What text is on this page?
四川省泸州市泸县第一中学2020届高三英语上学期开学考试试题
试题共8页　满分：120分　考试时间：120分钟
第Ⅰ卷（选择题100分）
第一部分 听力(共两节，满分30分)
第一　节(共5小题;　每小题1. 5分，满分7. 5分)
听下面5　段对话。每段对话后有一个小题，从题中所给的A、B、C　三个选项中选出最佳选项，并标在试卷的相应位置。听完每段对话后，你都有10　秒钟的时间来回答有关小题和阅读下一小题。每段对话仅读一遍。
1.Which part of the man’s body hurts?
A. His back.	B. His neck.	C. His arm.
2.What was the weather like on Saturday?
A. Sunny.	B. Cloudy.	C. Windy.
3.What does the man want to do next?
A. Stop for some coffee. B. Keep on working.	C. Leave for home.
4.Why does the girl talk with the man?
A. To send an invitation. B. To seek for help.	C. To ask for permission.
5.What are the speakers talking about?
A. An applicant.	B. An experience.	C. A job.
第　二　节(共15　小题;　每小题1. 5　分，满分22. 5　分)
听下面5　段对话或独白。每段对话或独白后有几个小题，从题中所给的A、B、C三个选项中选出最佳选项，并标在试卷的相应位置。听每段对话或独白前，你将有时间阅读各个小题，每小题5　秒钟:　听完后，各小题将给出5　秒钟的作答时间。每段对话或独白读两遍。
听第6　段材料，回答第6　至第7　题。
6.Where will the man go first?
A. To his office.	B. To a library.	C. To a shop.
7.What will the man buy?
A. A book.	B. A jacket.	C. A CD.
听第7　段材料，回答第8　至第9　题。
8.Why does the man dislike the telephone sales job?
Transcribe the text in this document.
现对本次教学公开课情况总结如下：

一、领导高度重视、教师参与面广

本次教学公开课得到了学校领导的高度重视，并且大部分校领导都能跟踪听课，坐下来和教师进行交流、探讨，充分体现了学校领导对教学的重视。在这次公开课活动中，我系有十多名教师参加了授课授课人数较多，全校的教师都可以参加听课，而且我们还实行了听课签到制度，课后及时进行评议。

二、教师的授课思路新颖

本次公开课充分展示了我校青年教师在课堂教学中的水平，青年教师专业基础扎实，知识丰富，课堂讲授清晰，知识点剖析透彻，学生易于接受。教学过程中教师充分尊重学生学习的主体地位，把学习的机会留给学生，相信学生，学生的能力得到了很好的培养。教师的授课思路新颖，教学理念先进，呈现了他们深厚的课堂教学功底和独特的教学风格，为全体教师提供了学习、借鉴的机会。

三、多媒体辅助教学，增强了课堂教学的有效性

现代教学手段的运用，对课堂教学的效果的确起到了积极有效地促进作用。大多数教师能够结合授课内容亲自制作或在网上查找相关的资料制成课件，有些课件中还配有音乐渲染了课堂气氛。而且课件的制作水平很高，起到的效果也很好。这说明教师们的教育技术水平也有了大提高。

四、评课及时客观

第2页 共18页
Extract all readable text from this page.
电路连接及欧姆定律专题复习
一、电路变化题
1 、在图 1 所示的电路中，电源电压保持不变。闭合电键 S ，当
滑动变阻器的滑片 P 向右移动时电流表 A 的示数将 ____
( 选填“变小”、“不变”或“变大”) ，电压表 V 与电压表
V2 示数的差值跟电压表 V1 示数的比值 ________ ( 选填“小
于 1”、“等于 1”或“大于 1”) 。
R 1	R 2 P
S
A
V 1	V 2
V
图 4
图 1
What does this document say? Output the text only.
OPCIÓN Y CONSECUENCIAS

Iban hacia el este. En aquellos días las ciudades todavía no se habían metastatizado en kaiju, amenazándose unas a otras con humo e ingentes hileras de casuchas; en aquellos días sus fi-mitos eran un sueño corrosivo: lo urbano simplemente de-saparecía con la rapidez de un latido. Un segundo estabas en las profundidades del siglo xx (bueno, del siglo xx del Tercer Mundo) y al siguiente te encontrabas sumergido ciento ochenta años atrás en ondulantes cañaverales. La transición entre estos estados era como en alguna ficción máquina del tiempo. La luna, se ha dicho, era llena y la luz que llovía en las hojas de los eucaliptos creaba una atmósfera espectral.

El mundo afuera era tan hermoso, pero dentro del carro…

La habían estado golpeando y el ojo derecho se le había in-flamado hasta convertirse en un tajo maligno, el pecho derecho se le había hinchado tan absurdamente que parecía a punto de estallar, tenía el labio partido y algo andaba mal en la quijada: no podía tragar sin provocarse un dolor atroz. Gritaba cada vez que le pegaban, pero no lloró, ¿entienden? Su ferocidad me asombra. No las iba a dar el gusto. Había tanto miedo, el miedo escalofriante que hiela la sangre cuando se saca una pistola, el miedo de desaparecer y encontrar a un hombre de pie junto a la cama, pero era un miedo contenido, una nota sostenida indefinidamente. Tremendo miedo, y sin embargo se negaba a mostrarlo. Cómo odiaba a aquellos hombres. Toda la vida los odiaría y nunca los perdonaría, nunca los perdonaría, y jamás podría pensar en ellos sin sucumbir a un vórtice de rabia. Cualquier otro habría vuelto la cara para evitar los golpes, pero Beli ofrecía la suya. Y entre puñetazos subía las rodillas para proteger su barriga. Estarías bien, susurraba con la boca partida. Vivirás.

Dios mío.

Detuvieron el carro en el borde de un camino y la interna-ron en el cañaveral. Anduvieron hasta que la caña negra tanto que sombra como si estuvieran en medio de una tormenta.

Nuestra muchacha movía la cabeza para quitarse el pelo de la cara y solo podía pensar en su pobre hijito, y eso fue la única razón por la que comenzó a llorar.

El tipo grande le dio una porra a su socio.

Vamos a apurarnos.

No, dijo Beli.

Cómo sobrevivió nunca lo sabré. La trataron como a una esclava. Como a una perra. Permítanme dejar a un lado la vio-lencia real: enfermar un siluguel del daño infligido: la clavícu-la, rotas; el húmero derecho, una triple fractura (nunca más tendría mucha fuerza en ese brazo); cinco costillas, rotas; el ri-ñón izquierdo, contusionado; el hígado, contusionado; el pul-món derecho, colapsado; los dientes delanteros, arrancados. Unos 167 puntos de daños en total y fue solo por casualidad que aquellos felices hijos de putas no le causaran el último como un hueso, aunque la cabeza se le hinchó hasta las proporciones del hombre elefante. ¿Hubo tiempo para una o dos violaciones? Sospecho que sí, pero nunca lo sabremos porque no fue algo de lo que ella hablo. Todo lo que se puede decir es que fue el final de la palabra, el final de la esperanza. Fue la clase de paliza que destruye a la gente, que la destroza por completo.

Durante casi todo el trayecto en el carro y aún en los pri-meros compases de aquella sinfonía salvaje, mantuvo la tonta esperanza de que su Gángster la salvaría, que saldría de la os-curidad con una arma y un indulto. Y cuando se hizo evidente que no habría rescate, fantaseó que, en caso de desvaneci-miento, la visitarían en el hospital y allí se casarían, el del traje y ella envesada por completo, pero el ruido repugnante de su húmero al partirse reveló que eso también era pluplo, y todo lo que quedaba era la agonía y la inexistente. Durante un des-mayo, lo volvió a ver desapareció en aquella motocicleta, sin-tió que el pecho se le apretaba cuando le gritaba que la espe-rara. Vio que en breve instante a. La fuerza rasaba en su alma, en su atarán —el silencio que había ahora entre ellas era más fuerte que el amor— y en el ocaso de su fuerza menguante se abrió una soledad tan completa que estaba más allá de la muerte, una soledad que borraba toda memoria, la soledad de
=======
Set down the material above again, word for word.

Response to this task »
What text is on this page?
四川省泸州市泸县第一中学2020届高三英语上学期开学考试试题
试题共8页　满分：120分　考试时间：120分钟
第Ⅰ卷（选择题100分）
第一部分 听力(共两节，满分30分)
第一　节(共5小题;　每小题1. 5分，满分7. 5分)
听下面5　段对话。每段对话后有一个小题，从题中所给的A、B、C　三个选项中选出最佳选项，并标在试卷的相应位置。听完每段对话后，你都有10　秒钟的时间来回答有关小题和阅读下一小题。每段对话仅读一遍。
1.Which part of the man’s body hurts?
A. His back.	B. His neck.	C. His arm.
2.What was the weather like on Saturday?
A. Sunny.	B. Cloudy.	C. Windy.
3.What does the man want to do next?
A. Stop for some coffee. B. Keep on working.	C. Leave for home.
4.Why does the girl talk with the man?
A. To send an invitation. B. To seek for help.	C. To ask for permission.
5.What are the speakers talking about?
A. An applicant.	B. An experience.	C. A job.
第　二　节(共15　小题;　每小题1. 5　分，满分22. 5　分)
听下面5　段对话或独白。每段对话或独白后有几个小题，从题中所给的A、B、C三个选项中选出最佳选项，并标在试卷的相应位置。听每段对话或独白前，你将有时间阅读各个小题，每小题5　秒钟:　听完后，各小题将给出5　秒钟的作答时间。每段对话或独白读两遍。
听第6　段材料，回答第6　至第7　题。
6.Where will the man go first?
A. To his office.	B. To a library.	C. To a shop.
7.What will the man buy?
A. A book.	B. A jacket.	C. A CD.
听第7　段材料，回答第8　至第9　题。
8.Why does the man dislike the telephone sales job?
Transcribe the text in this document.
现对本次教学公开课情况总结如下：

一、领导高度重视、教师参与面广

本次教学公开课得到了学校领导的高度重视，并且大部分校领导都能跟踪听课，坐下来和教师进行交流、探讨，充分体现了学校领导对教学的重视。在这次公开课活动中，我系有十多名教师参加了授课授课人数较多，全校的教师都可以参加听课，而且我们还实行了听课签到制度，课后及时进行评议。

二、教师的授课思路新颖

本次公开课充分展示了我校青年教师在课堂教学中的水平，青年教师专业基础扎实，知识丰富，课堂讲授清晰，知识点剖析透彻，学生易于接受。教学过程中教师充分尊重学生学习的主体地位，把学习的机会留给学生，相信学生，学生的能力得到了很好的培养。教师的授课思路新颖，教学理念先进，呈现了他们深厚的课堂教学功底和独特的教学风格，为全体教师提供了学习、借鉴的机会。

三、多媒体辅助教学，增强了课堂教学的有效性

现代教学手段的运用，对课堂教学的效果的确起到了积极有效地促进作用。大多数教师能够结合授课内容亲自制作或在网上查找相关的资料制成课件，有些课件中还配有音乐渲染了课堂气氛。而且课件的制作水平很高，起到的效果也很好。这说明教师们的教育技术水平也有了大提高。

四、评课及时客观

第2页 共18页
Extract all readable text from this page.
电路连接及欧姆定律专题复习
一、电路变化题
1 、在图 1 所示的电路中，电源电压保持不变。闭合电键 S ，当
滑动变阻器的滑片 P 向右移动时电流表 A 的示数将 ____
( 选填“变小”、“不变”或“变大”) ，电压表 V 与电压表
V2 示数的差值跟电压表 V1 示数的比值 ________ ( 选填“小
于 1”、“等于 1”或“大于 1”) 。
R 1	R 2 P
S
A
V 1	V 2
V
图 4
图 1
What does this document say? Output the text only.
OPCIÓN Y CONSECUENCIAS

Iban hacia el este. En aquellos días las ciudades todavía no se habían metastatizado en kaiju, amenazándose unas a otras con humo e ingentes hileras de casuchas; en aquellos días sus fi-mitos eran un sueño corrosivo: lo urbano simplemente de-saparecía con la rapidez de un latido. Un segundo estabas en las profundidades del siglo xx (bueno, del siglo xx del Tercer Mundo) y al siguiente te encontrabas sumergido ciento ochenta años atrás en ondulantes cañaverales. La transición entre estos estados era como en alguna ficción máquina del tiempo. La luna, se ha dicho, era llena y la luz que llovía en las hojas de los eucaliptos creaba una atmósfera espectral.

El mundo afuera era tan hermoso, pero dentro del carro…

La habían estado golpeando y el ojo derecho se le había in-flamado hasta convertirse en un tajo maligno, el pecho derecho se le había hinchado tan absurdamente que parecía a punto de estallar, tenía el labio partido y algo andaba mal en la quijada: no podía tragar sin provocarse un dolor atroz. Gritaba cada vez que le pegaban, pero no lloró, ¿entienden? Su ferocidad me asombra. No las iba a dar el gusto. Había tanto miedo, el miedo escalofriante que hiela la sangre cuando se saca una pistola, el miedo de desaparecer y encontrar a un hombre de pie junto a la cama, pero era un miedo contenido, una nota sostenida indefinidamente. Tremendo miedo, y sin embargo se negaba a mostrarlo. Cómo odiaba a aquellos hombres. Toda la vida los odiaría y nunca los perdonaría, nunca los perdonaría, y jamás podría pensar en ellos sin sucumbir a un vórtice de rabia. Cualquier otro habría vuelto la cara para evitar los golpes, pero Beli ofrecía la suya. Y entre puñetazos subía las rodillas para proteger su barriga. Estarías bien, susurraba con la boca partida. Vivirás.

Dios mío.

Detuvieron el carro en el borde de un camino y la interna-ron en el cañaveral. Anduvieron hasta que la caña negra tanto que sombra como si estuvieran en medio de una tormenta.

Nuestra muchacha movía la cabeza para quitarse el pelo de la cara y solo podía pensar en su pobre hijito, y eso fue la única razón por la que comenzó a llorar.

El tipo grande le dio una porra a su socio.

Vamos a apurarnos.

No, dijo Beli.

Cómo sobrevivió nunca lo sabré. La trataron como a una esclava. Como a una perra. Permítanme dejar a un lado la vio-lencia real: enfermar un siluguel del daño infligido: la clavícu-la, rotas; el húmero derecho, una triple fractura (nunca más tendría mucha fuerza en ese brazo); cinco costillas, rotas; el ri-ñón izquierdo, contusionado; el hígado, contusionado; el pul-món derecho, colapsado; los dientes delanteros, arrancados. Unos 167 puntos de daños en total y fue solo por casualidad que aquellos felices hijos de putas no le causaran el último como un hueso, aunque la cabeza se le hinchó hasta las proporciones del hombre elefante. ¿Hubo tiempo para una o dos violaciones? Sospecho que sí, pero nunca lo sabremos porque no fue algo de lo que ella hablo. Todo lo que se puede decir es que fue el final de la palabra, el final de la esperanza. Fue la clase de paliza que destruye a la gente, que la destroza por completo.

Durante casi todo el trayecto en el carro y aún en los pri-meros compases de aquella sinfonía salvaje, mantuvo la tonta esperanza de que su Gángster la salvaría, que saldría de la os-curidad con una arma y un indulto. Y cuando se hizo evidente que no habría rescate, fantaseó que, en caso de desvaneci-miento, la visitarían en el hospital y allí se casarían, el del traje y ella envesada por completo, pero el ruido repugnante de su húmero al partirse reveló que eso también era pluplo, y todo lo que quedaba era la agonía y la inexistente. Durante un des-mayo, lo volvió a ver desapareció en aquella motocicleta, sin-tió que el pecho se le apretaba cuando le gritaba que la espe-rara. Vio que en breve instante a. La fuerza rasaba en su alma, en su atarán —el silencio que había ahora entre ellas era más fuerte que el amor— y en el ocaso de su fuerza menguante se abrió una soledad tan completa que estaba más allá de la muerte, una soledad que borraba toda memoria, la soledad de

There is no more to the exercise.